■ SET PROBLEM ■
Transcribe all records exactly.

** Begin SUPPLIED RECORDS **

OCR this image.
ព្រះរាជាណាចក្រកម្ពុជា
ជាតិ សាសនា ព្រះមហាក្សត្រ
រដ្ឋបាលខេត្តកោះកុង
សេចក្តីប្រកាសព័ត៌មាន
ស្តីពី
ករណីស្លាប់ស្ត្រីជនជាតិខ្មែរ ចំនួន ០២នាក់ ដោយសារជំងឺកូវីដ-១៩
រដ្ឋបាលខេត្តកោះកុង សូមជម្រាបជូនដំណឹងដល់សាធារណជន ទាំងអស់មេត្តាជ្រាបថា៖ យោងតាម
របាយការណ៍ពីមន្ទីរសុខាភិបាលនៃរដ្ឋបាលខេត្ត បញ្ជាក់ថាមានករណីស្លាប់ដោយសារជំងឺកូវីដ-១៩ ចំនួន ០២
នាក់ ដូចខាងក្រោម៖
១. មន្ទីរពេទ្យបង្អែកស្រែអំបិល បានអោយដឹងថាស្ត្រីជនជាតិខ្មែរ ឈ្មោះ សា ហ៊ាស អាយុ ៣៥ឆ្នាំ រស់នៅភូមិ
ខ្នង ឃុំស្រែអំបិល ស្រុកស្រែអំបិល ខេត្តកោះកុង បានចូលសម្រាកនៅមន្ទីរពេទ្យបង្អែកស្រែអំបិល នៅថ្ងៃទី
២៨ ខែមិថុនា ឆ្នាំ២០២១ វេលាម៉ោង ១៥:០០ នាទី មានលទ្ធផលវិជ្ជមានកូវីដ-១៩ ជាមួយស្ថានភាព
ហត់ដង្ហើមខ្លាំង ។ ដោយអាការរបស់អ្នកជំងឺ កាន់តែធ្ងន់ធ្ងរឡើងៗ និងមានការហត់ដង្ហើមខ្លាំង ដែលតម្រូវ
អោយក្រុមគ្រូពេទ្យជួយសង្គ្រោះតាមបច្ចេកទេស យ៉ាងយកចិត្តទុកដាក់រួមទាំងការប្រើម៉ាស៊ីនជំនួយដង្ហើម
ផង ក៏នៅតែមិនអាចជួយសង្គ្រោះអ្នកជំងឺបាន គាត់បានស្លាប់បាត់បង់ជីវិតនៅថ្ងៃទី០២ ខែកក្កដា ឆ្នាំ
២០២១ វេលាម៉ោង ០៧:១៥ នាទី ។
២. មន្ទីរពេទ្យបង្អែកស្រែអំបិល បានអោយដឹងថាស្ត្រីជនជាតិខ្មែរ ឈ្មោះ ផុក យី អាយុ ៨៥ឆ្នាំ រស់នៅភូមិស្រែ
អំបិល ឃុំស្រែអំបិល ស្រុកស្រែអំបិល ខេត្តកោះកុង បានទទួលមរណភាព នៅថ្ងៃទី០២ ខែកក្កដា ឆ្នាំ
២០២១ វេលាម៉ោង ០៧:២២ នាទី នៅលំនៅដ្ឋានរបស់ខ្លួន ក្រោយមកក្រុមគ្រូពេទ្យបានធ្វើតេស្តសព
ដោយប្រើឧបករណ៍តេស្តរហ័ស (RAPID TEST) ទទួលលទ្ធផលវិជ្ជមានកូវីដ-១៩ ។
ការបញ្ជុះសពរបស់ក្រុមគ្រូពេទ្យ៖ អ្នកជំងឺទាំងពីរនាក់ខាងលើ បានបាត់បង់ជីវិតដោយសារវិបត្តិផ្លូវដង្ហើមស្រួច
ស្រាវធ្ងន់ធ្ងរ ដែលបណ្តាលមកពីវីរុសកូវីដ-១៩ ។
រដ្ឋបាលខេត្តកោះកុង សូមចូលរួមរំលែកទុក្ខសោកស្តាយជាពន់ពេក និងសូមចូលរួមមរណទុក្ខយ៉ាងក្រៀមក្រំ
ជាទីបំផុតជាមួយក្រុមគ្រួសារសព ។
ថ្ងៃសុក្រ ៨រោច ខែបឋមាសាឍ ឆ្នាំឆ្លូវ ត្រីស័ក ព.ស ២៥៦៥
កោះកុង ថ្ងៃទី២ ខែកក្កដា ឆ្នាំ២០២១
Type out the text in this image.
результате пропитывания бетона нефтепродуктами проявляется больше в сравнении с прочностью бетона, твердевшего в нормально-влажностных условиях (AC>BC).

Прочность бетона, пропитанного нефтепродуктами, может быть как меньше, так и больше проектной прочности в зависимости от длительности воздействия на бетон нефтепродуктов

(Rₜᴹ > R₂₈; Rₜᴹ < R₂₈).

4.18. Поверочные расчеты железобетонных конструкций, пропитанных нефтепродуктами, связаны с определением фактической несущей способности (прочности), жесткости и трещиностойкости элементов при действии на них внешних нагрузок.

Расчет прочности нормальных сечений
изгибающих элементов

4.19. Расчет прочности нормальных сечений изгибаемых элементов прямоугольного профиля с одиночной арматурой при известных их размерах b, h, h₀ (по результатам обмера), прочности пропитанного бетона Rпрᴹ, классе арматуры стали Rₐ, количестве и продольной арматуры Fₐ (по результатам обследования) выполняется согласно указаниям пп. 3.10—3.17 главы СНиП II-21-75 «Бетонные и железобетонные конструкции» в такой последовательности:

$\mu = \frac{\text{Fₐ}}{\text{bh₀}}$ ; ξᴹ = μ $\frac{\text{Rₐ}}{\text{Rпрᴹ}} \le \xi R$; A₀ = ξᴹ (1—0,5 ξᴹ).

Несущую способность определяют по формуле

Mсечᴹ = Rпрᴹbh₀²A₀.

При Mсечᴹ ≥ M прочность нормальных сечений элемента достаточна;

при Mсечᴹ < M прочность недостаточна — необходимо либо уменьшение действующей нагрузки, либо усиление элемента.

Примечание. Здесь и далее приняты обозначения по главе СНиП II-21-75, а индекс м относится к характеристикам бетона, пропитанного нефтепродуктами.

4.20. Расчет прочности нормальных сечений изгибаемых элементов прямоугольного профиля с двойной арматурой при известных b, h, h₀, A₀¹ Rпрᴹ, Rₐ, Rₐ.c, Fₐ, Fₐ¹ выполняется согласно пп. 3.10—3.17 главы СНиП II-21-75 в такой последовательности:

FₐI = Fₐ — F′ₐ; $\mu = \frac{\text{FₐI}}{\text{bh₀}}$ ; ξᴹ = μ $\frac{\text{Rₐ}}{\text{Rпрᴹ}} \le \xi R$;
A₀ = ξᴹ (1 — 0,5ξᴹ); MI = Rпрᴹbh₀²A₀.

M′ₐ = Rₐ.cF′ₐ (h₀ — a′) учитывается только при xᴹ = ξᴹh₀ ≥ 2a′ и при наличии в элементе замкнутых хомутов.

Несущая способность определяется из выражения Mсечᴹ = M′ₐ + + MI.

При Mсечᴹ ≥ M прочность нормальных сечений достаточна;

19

** End SUPPLIED RECORDS **

■ RESULT OF THIS EXERCISE ■
OCR this image.
ព្រះរាជាណាចក្រកម្ពុជា
ជាតិ សាសនា ព្រះមហាក្សត្រ
រដ្ឋបាលខេត្តកោះកុង
សេចក្តីប្រកាសព័ត៌មាន
ស្តីពី
ករណីស្លាប់ស្ត្រីជនជាតិខ្មែរ ចំនួន ០២នាក់ ដោយសារជំងឺកូវីដ-១៩
រដ្ឋបាលខេត្តកោះកុង សូមជម្រាបជូនដំណឹងដល់សាធារណជន ទាំងអស់មេត្តាជ្រាបថា៖ យោងតាម
របាយការណ៍ពីមន្ទីរសុខាភិបាលនៃរដ្ឋបាលខេត្ត បញ្ជាក់ថាមានករណីស្លាប់ដោយសារជំងឺកូវីដ-១៩ ចំនួន ០២
នាក់ ដូចខាងក្រោម៖
១. មន្ទីរពេទ្យបង្អែកស្រែអំបិល បានអោយដឹងថាស្ត្រីជនជាតិខ្មែរ ឈ្មោះ សា ហ៊ាស អាយុ ៣៥ឆ្នាំ រស់នៅភូមិ
ខ្នង ឃុំស្រែអំបិល ស្រុកស្រែអំបិល ខេត្តកោះកុង បានចូលសម្រាកនៅមន្ទីរពេទ្យបង្អែកស្រែអំបិល នៅថ្ងៃទី
២៨ ខែមិថុនា ឆ្នាំ២០២១ វេលាម៉ោង ១៥:០០ នាទី មានលទ្ធផលវិជ្ជមានកូវីដ-១៩ ជាមួយស្ថានភាព
ហត់ដង្ហើមខ្លាំង ។ ដោយអាការរបស់អ្នកជំងឺ កាន់តែធ្ងន់ធ្ងរឡើងៗ និងមានការហត់ដង្ហើមខ្លាំង ដែលតម្រូវ
អោយក្រុមគ្រូពេទ្យជួយសង្គ្រោះតាមបច្ចេកទេស យ៉ាងយកចិត្តទុកដាក់រួមទាំងការប្រើម៉ាស៊ីនជំនួយដង្ហើម
ផង ក៏នៅតែមិនអាចជួយសង្គ្រោះអ្នកជំងឺបាន គាត់បានស្លាប់បាត់បង់ជីវិតនៅថ្ងៃទី០២ ខែកក្កដា ឆ្នាំ
២០២១ វេលាម៉ោង ០៧:១៥ នាទី ។
២. មន្ទីរពេទ្យបង្អែកស្រែអំបិល បានអោយដឹងថាស្ត្រីជនជាតិខ្មែរ ឈ្មោះ ផុក យី អាយុ ៨៥ឆ្នាំ រស់នៅភូមិស្រែ
អំបិល ឃុំស្រែអំបិល ស្រុកស្រែអំបិល ខេត្តកោះកុង បានទទួលមរណភាព នៅថ្ងៃទី០២ ខែកក្កដា ឆ្នាំ
២០២១ វេលាម៉ោង ០៧:២២ នាទី នៅលំនៅដ្ឋានរបស់ខ្លួន ក្រោយមកក្រុមគ្រូពេទ្យបានធ្វើតេស្តសព
ដោយប្រើឧបករណ៍តេស្តរហ័ស (RAPID TEST) ទទួលលទ្ធផលវិជ្ជមានកូវីដ-១៩ ។
ការបញ្ជុះសពរបស់ក្រុមគ្រូពេទ្យ៖ អ្នកជំងឺទាំងពីរនាក់ខាងលើ បានបាត់បង់ជីវិតដោយសារវិបត្តិផ្លូវដង្ហើមស្រួច
ស្រាវធ្ងន់ធ្ងរ ដែលបណ្តាលមកពីវីរុសកូវីដ-១៩ ។
រដ្ឋបាលខេត្តកោះកុង សូមចូលរួមរំលែកទុក្ខសោកស្តាយជាពន់ពេក និងសូមចូលរួមមរណទុក្ខយ៉ាងក្រៀមក្រំ
ជាទីបំផុតជាមួយក្រុមគ្រួសារសព ។
ថ្ងៃសុក្រ ៨រោច ខែបឋមាសាឍ ឆ្នាំឆ្លូវ ត្រីស័ក ព.ស ២៥៦៥
កោះកុង ថ្ងៃទី២ ខែកក្កដា ឆ្នាំ២០២១
Type out the text in this image.
результате пропитывания бетона нефтепродуктами проявляется больше в сравнении с прочностью бетона, твердевшего в нормально-влажностных условиях (AC>BC).

Прочность бетона, пропитанного нефтепродуктами, может быть как меньше, так и больше проектной прочности в зависимости от длительности воздействия на бетон нефтепродуктов

(Rₜᴹ > R₂₈; Rₜᴹ < R₂₈).

4.18. Поверочные расчеты железобетонных конструкций, пропитанных нефтепродуктами, связаны с определением фактической несущей способности (прочности), жесткости и трещиностойкости элементов при действии на них внешних нагрузок.

Расчет прочности нормальных сечений
изгибающих элементов

4.19. Расчет прочности нормальных сечений изгибаемых элементов прямоугольного профиля с одиночной арматурой при известных их размерах b, h, h₀ (по результатам обмера), прочности пропитанного бетона Rпрᴹ, классе арматуры стали Rₐ, количестве и продольной арматуры Fₐ (по результатам обследования) выполняется согласно указаниям пп. 3.10—3.17 главы СНиП II-21-75 «Бетонные и железобетонные конструкции» в такой последовательности:

$\mu = \frac{\text{Fₐ}}{\text{bh₀}}$ ; ξᴹ = μ $\frac{\text{Rₐ}}{\text{Rпрᴹ}} \le \xi R$; A₀ = ξᴹ (1—0,5 ξᴹ).

Несущую способность определяют по формуле

Mсечᴹ = Rпрᴹbh₀²A₀.

При Mсечᴹ ≥ M прочность нормальных сечений элемента достаточна;

при Mсечᴹ < M прочность недостаточна — необходимо либо уменьшение действующей нагрузки, либо усиление элемента.

Примечание. Здесь и далее приняты обозначения по главе СНиП II-21-75, а индекс м относится к характеристикам бетона, пропитанного нефтепродуктами.

4.20. Расчет прочности нормальных сечений изгибаемых элементов прямоугольного профиля с двойной арматурой при известных b, h, h₀, A₀¹ Rпрᴹ, Rₐ, Rₐ.c, Fₐ, Fₐ¹ выполняется согласно пп. 3.10—3.17 главы СНиП II-21-75 в такой последовательности:

FₐI = Fₐ — F′ₐ; $\mu = \frac{\text{FₐI}}{\text{bh₀}}$ ; ξᴹ = μ $\frac{\text{Rₐ}}{\text{Rпрᴹ}} \le \xi R$;
A₀ = ξᴹ (1 — 0,5ξᴹ); MI = Rпрᴹbh₀²A₀.

M′ₐ = Rₐ.cF′ₐ (h₀ — a′) учитывается только при xᴹ = ξᴹh₀ ≥ 2a′ и при наличии в элементе замкнутых хомутов.

Несущая способность определяется из выражения Mсечᴹ = M′ₐ + + MI.

При Mсечᴹ ≥ M прочность нормальных сечений достаточна;

19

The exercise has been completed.